(Dataset items)
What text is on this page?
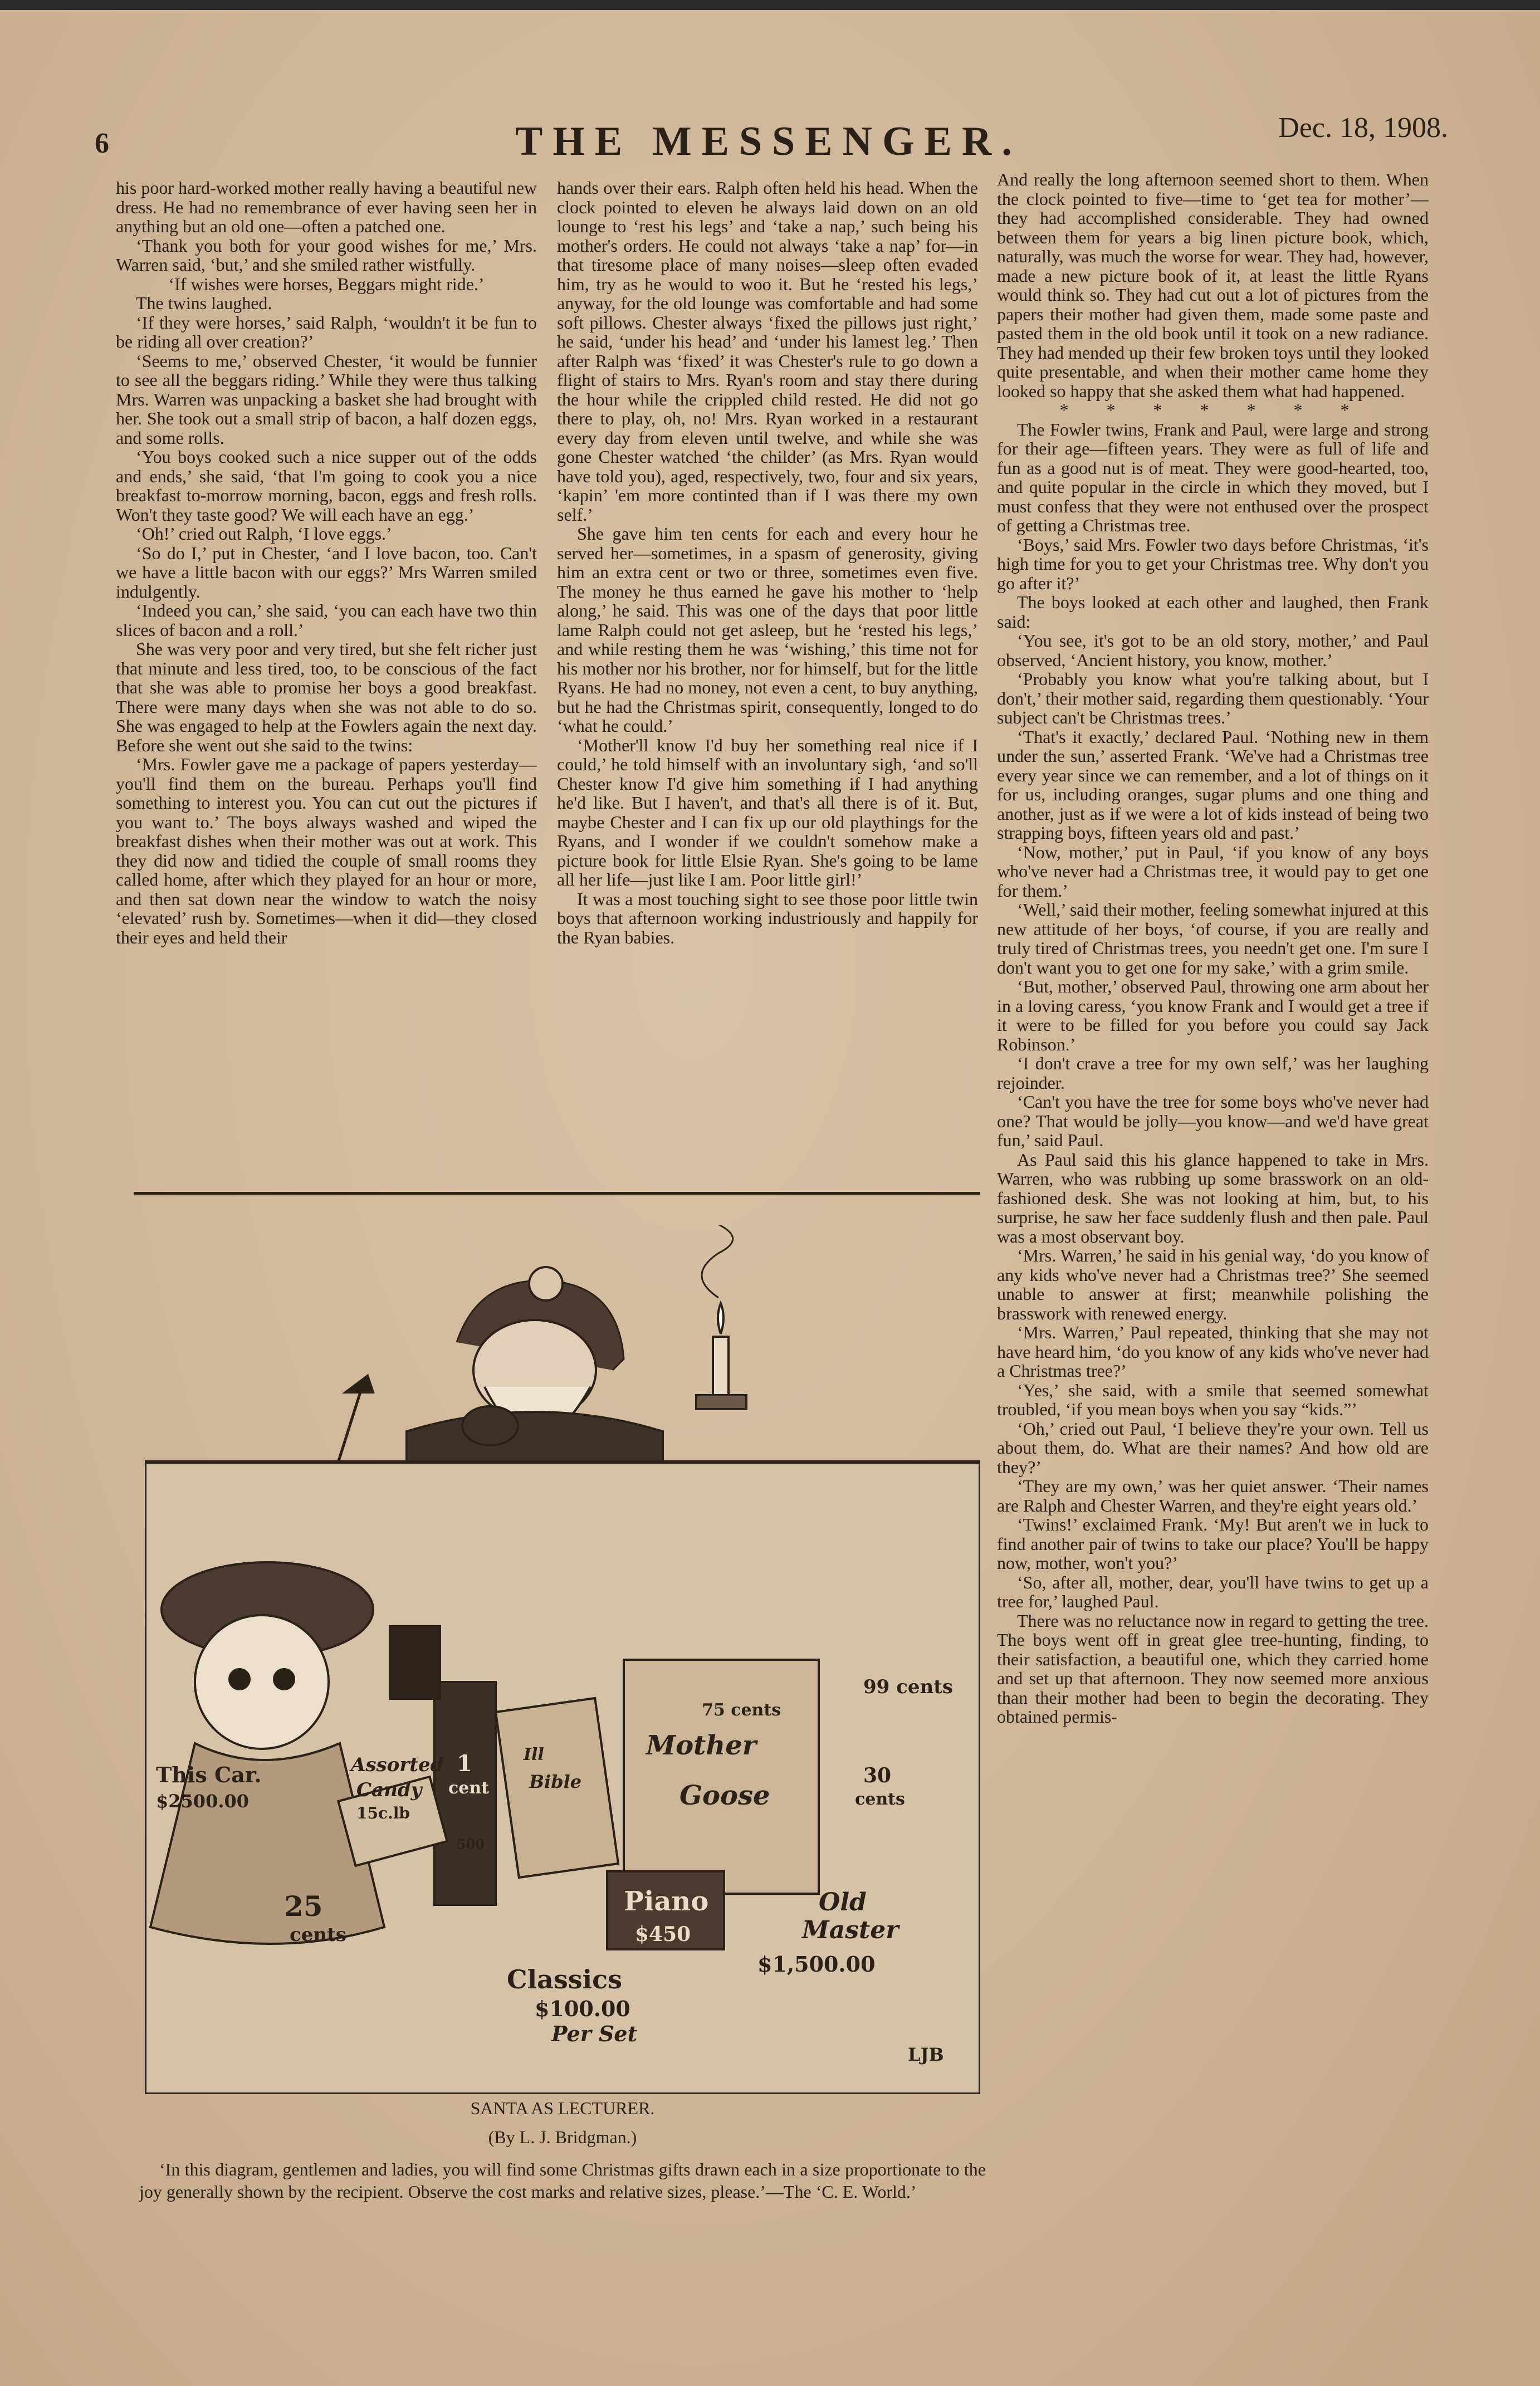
6	THE MESSENGER.	Dec. 18, 1908.

his poor hard-worked mother really having a beautiful new dress. He had no remembrance of ever having seen her in anything but an old one—often a patched one.

‘Thank you both for your good wishes for me,’ Mrs. Warren said, ‘but,’ and she smiled rather wistfully.

‘If wishes were horses, Beggars might ride.’

The twins laughed.

‘If they were horses,’ said Ralph, ‘wouldn't it be fun to be riding all over creation?’

‘Seems to me,’ observed Chester, ‘it would be funnier to see all the beggars riding.’ While they were thus talking Mrs. Warren was unpacking a basket she had brought with her. She took out a small strip of bacon, a half dozen eggs, and some rolls.

‘You boys cooked such a nice supper out of the odds and ends,’ she said, ‘that I'm going to cook you a nice breakfast to-morrow morning, bacon, eggs and fresh rolls. Won't they taste good? We will each have an egg.’

‘Oh!’ cried out Ralph, ‘I love eggs.’

‘So do I,’ put in Chester, ‘and I love bacon, too. Can't we have a little bacon with our eggs?’ Mrs Warren smiled indulgently.

‘Indeed you can,’ she said, ‘you can each have two thin slices of bacon and a roll.’

She was very poor and very tired, but she felt richer just that minute and less tired, too, to be conscious of the fact that she was able to promise her boys a good breakfast. There were many days when she was not able to do so. She was engaged to help at the Fowlers again the next day. Before she went out she said to the twins:

‘Mrs. Fowler gave me a package of papers yesterday—you'll find them on the bureau. Perhaps you'll find something to interest you. You can cut out the pictures if you want to.’ The boys always washed and wiped the breakfast dishes when their mother was out at work. This they did now and tidied the couple of small rooms they called home, after which they played for an hour or more, and then sat down near the window to watch the noisy ‘elevated’ rush by. Sometimes—when it did—they closed their eyes and held their

hands over their ears. Ralph often held his head. When the clock pointed to eleven he always laid down on an old lounge to ‘rest his legs’ and ‘take a nap,’ such being his mother's orders. He could not always ‘take a nap’ for—in that tiresome place of many noises—sleep often evaded him, try as he would to woo it. But he ‘rested his legs,’ anyway, for the old lounge was comfortable and had some soft pillows. Chester always ‘fixed the pillows just right,’ he said, ‘under his head’ and ‘under his lamest leg.’ Then after Ralph was ‘fixed’ it was Chester's rule to go down a flight of stairs to Mrs. Ryan's room and stay there during the hour while the crippled child rested. He did not go there to play, oh, no! Mrs. Ryan worked in a restaurant every day from eleven until twelve, and while she was gone Chester watched ‘the childer’ (as Mrs. Ryan would have told you), aged, respectively, two, four and six years, ‘kapin’ 'em more continted than if I was there my own self.’

She gave him ten cents for each and every hour he served her—sometimes, in a spasm of generosity, giving him an extra cent or two or three, sometimes even five. The money he thus earned he gave his mother to ‘help along,’ he said. This was one of the days that poor little lame Ralph could not get asleep, but he ‘rested his legs,’ and while resting them he was ‘wishing,’ this time not for his mother nor his brother, nor for himself, but for the little Ryans. He had no money, not even a cent, to buy anything, but he had the Christmas spirit, consequently, longed to do ‘what he could.’

‘Mother'll know I'd buy her something real nice if I could,’ he told himself with an involuntary sigh, ‘and so'll Chester know I'd give him something if I had anything he'd like. But I haven't, and that's all there is of it. But, maybe Chester and I can fix up our old playthings for the Ryans, and I wonder if we couldn't somehow make a picture book for little Elsie Ryan. She's going to be lame all her life—just like I am. Poor little girl!’

It was a most touching sight to see those poor little twin boys that afternoon working industriously and happily for the Ryan babies.

And really the long afternoon seemed short to them. When the clock pointed to five—time to ‘get tea for mother’—they had accomplished considerable. They had owned between them for years a big linen picture book, which, naturally, was much the worse for wear. They had, however, made a new picture book of it, at least the little Ryans would think so. They had cut out a lot of pictures from the papers their mother had given them, made some paste and pasted them in the old book until it took on a new radiance. They had mended up their few broken toys until they looked quite presentable, and when their mother came home they looked so happy that she asked them what had happened.

* * * * * * *

The Fowler twins, Frank and Paul, were large and strong for their age—fifteen years. They were as full of life and fun as a good nut is of meat. They were good-hearted, too, and quite popular in the circle in which they moved, but I must confess that they were not enthused over the prospect of getting a Christmas tree.

‘Boys,’ said Mrs. Fowler two days before Christmas, ‘it's high time for you to get your Christmas tree. Why don't you go after it?’

The boys looked at each other and laughed, then Frank said:

‘You see, it's got to be an old story, mother,’ and Paul observed, ‘Ancient history, you know, mother.’

‘Probably you know what you're talking about, but I don't,’ their mother said, regarding them questionably. ‘Your subject can't be Christmas trees.’

‘That's it exactly,’ declared Paul. ‘Nothing new in them under the sun,’ asserted Frank. ‘We've had a Christmas tree every year since we can remember, and a lot of things on it for us, including oranges, sugar plums and one thing and another, just as if we were a lot of kids instead of being two strapping boys, fifteen years old and past.’

‘Now, mother,’ put in Paul, ‘if you know of any boys who've never had a Christmas tree, it would pay to get one for them.’

‘Well,’ said their mother, feeling somewhat injured at this new attitude of her boys, ‘of course, if you are really and truly tired of Christmas trees, you needn't get one. I'm sure I don't want you to get one for my sake,’ with a grim smile.

‘But, mother,’ observed Paul, throwing one arm about her in a loving caress, ‘you know Frank and I would get a tree if it were to be filled for you before you could say Jack Robinson.’

‘I don't crave a tree for my own self,’ was her laughing rejoinder.

‘Can't you have the tree for some boys who've never had one? That would be jolly—you know—and we'd have great fun,’ said Paul.

As Paul said this his glance happened to take in Mrs. Warren, who was rubbing up some brasswork on an old-fashioned desk. She was not looking at him, but, to his surprise, he saw her face suddenly flush and then pale. Paul was a most observant boy.

‘Mrs. Warren,’ he said in his genial way, ‘do you know of any kids who've never had a Christmas tree?’ She seemed unable to answer at first; meanwhile polishing the brasswork with renewed energy.

‘Mrs. Warren,’ Paul repeated, thinking that she may not have heard him, ‘do you know of any kids who've never had a Christmas tree?’

‘Yes,’ she said, with a smile that seemed somewhat troubled, ‘if you mean boys when you say “kids.”’

‘Oh,’ cried out Paul, ‘I believe they're your own. Tell us about them, do. What are their names? And how old are they?’

‘They are my own,’ was her quiet answer. ‘Their names are Ralph and Chester Warren, and they're eight years old.’

‘Twins!’ exclaimed Frank. ‘My! But aren't we in luck to find another pair of twins to take our place? You'll be happy now, mother, won't you?’

‘So, after all, mother, dear, you'll have twins to get up a tree for,’ laughed Paul.

There was no reluctance now in regard to getting the tree. The boys went off in great glee tree-hunting, finding, to their satisfaction, a beautiful one, which they carried home and set up that afternoon. They now seemed more anxious than their mother had been to begin the decorating. They obtained permis-

This Car.
$2500.00
Assorted
Candy
15c.lb
1
cent
Ill
Bible
75 cents
99 cents
Mother
Goose
30
cents
25
cents
Piano
$450
Old
Master
$1,500.00
Classics
$100.00
Per Set
500
LJB

SANTA AS LECTURER.

(By L. J. Bridgman.)

‘In this diagram, gentlemen and ladies, you will find some Christmas gifts drawn each in a size proportionate to the joy generally shown by the recipient. Observe the cost marks and relative sizes, please.’—The ‘C. E. World.’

[Task statement] All of the lines above should be printed exactly, minus the pictures.

[Correct answer]
What text is on this page?
6	THE MESSENGER.	Dec. 18, 1908.

his poor hard-worked mother really having a beautiful new dress. He had no remembrance of ever having seen her in anything but an old one—often a patched one.

‘Thank you both for your good wishes for me,’ Mrs. Warren said, ‘but,’ and she smiled rather wistfully.

‘If wishes were horses, Beggars might ride.’

The twins laughed.

‘If they were horses,’ said Ralph, ‘wouldn't it be fun to be riding all over creation?’

‘Seems to me,’ observed Chester, ‘it would be funnier to see all the beggars riding.’ While they were thus talking Mrs. Warren was unpacking a basket she had brought with her. She took out a small strip of bacon, a half dozen eggs, and some rolls.

‘You boys cooked such a nice supper out of the odds and ends,’ she said, ‘that I'm going to cook you a nice breakfast to-morrow morning, bacon, eggs and fresh rolls. Won't they taste good? We will each have an egg.’

‘Oh!’ cried out Ralph, ‘I love eggs.’

‘So do I,’ put in Chester, ‘and I love bacon, too. Can't we have a little bacon with our eggs?’ Mrs Warren smiled indulgently.

‘Indeed you can,’ she said, ‘you can each have two thin slices of bacon and a roll.’

She was very poor and very tired, but she felt richer just that minute and less tired, too, to be conscious of the fact that she was able to promise her boys a good breakfast. There were many days when she was not able to do so. She was engaged to help at the Fowlers again the next day. Before she went out she said to the twins:

‘Mrs. Fowler gave me a package of papers yesterday—you'll find them on the bureau. Perhaps you'll find something to interest you. You can cut out the pictures if you want to.’ The boys always washed and wiped the breakfast dishes when their mother was out at work. This they did now and tidied the couple of small rooms they called home, after which they played for an hour or more, and then sat down near the window to watch the noisy ‘elevated’ rush by. Sometimes—when it did—they closed their eyes and held their

hands over their ears. Ralph often held his head. When the clock pointed to eleven he always laid down on an old lounge to ‘rest his legs’ and ‘take a nap,’ such being his mother's orders. He could not always ‘take a nap’ for—in that tiresome place of many noises—sleep often evaded him, try as he would to woo it. But he ‘rested his legs,’ anyway, for the old lounge was comfortable and had some soft pillows. Chester always ‘fixed the pillows just right,’ he said, ‘under his head’ and ‘under his lamest leg.’ Then after Ralph was ‘fixed’ it was Chester's rule to go down a flight of stairs to Mrs. Ryan's room and stay there during the hour while the crippled child rested. He did not go there to play, oh, no! Mrs. Ryan worked in a restaurant every day from eleven until twelve, and while she was gone Chester watched ‘the childer’ (as Mrs. Ryan would have told you), aged, respectively, two, four and six years, ‘kapin’ 'em more continted than if I was there my own self.’

She gave him ten cents for each and every hour he served her—sometimes, in a spasm of generosity, giving him an extra cent or two or three, sometimes even five. The money he thus earned he gave his mother to ‘help along,’ he said. This was one of the days that poor little lame Ralph could not get asleep, but he ‘rested his legs,’ and while resting them he was ‘wishing,’ this time not for his mother nor his brother, nor for himself, but for the little Ryans. He had no money, not even a cent, to buy anything, but he had the Christmas spirit, consequently, longed to do ‘what he could.’

‘Mother'll know I'd buy her something real nice if I could,’ he told himself with an involuntary sigh, ‘and so'll Chester know I'd give him something if I had anything he'd like. But I haven't, and that's all there is of it. But, maybe Chester and I can fix up our old playthings for the Ryans, and I wonder if we couldn't somehow make a picture book for little Elsie Ryan. She's going to be lame all her life—just like I am. Poor little girl!’

It was a most touching sight to see those poor little twin boys that afternoon working industriously and happily for the Ryan babies.

And really the long afternoon seemed short to them. When the clock pointed to five—time to ‘get tea for mother’—they had accomplished considerable. They had owned between them for years a big linen picture book, which, naturally, was much the worse for wear. They had, however, made a new picture book of it, at least the little Ryans would think so. They had cut out a lot of pictures from the papers their mother had given them, made some paste and pasted them in the old book until it took on a new radiance. They had mended up their few broken toys until they looked quite presentable, and when their mother came home they looked so happy that she asked them what had happened.

* * * * * * *

The Fowler twins, Frank and Paul, were large and strong for their age—fifteen years. They were as full of life and fun as a good nut is of meat. They were good-hearted, too, and quite popular in the circle in which they moved, but I must confess that they were not enthused over the prospect of getting a Christmas tree.

‘Boys,’ said Mrs. Fowler two days before Christmas, ‘it's high time for you to get your Christmas tree. Why don't you go after it?’

The boys looked at each other and laughed, then Frank said:

‘You see, it's got to be an old story, mother,’ and Paul observed, ‘Ancient history, you know, mother.’

‘Probably you know what you're talking about, but I don't,’ their mother said, regarding them questionably. ‘Your subject can't be Christmas trees.’

‘That's it exactly,’ declared Paul. ‘Nothing new in them under the sun,’ asserted Frank. ‘We've had a Christmas tree every year since we can remember, and a lot of things on it for us, including oranges, sugar plums and one thing and another, just as if we were a lot of kids instead of being two strapping boys, fifteen years old and past.’

‘Now, mother,’ put in Paul, ‘if you know of any boys who've never had a Christmas tree, it would pay to get one for them.’

‘Well,’ said their mother, feeling somewhat injured at this new attitude of her boys, ‘of course, if you are really and truly tired of Christmas trees, you needn't get one. I'm sure I don't want you to get one for my sake,’ with a grim smile.

‘But, mother,’ observed Paul, throwing one arm about her in a loving caress, ‘you know Frank and I would get a tree if it were to be filled for you before you could say Jack Robinson.’

‘I don't crave a tree for my own self,’ was her laughing rejoinder.

‘Can't you have the tree for some boys who've never had one? That would be jolly—you know—and we'd have great fun,’ said Paul.

As Paul said this his glance happened to take in Mrs. Warren, who was rubbing up some brasswork on an old-fashioned desk. She was not looking at him, but, to his surprise, he saw her face suddenly flush and then pale. Paul was a most observant boy.

‘Mrs. Warren,’ he said in his genial way, ‘do you know of any kids who've never had a Christmas tree?’ She seemed unable to answer at first; meanwhile polishing the brasswork with renewed energy.

‘Mrs. Warren,’ Paul repeated, thinking that she may not have heard him, ‘do you know of any kids who've never had a Christmas tree?’

‘Yes,’ she said, with a smile that seemed somewhat troubled, ‘if you mean boys when you say “kids.”’

‘Oh,’ cried out Paul, ‘I believe they're your own. Tell us about them, do. What are their names? And how old are they?’

‘They are my own,’ was her quiet answer. ‘Their names are Ralph and Chester Warren, and they're eight years old.’

‘Twins!’ exclaimed Frank. ‘My! But aren't we in luck to find another pair of twins to take our place? You'll be happy now, mother, won't you?’

‘So, after all, mother, dear, you'll have twins to get up a tree for,’ laughed Paul.

There was no reluctance now in regard to getting the tree. The boys went off in great glee tree-hunting, finding, to their satisfaction, a beautiful one, which they carried home and set up that afternoon. They now seemed more anxious than their mother had been to begin the decorating. They obtained permis-

This Car.
$2500.00
Assorted
Candy
15c.lb
1
cent
Ill
Bible
75 cents
99 cents
Mother
Goose
30
cents
25
cents
Piano
$450
Old
Master
$1,500.00
Classics
$100.00
Per Set
500
LJB

SANTA AS LECTURER.

(By L. J. Bridgman.)

‘In this diagram, gentlemen and ladies, you will find some Christmas gifts drawn each in a size proportionate to the joy generally shown by the recipient. Observe the cost marks and relative sizes, please.’—The ‘C. E. World.’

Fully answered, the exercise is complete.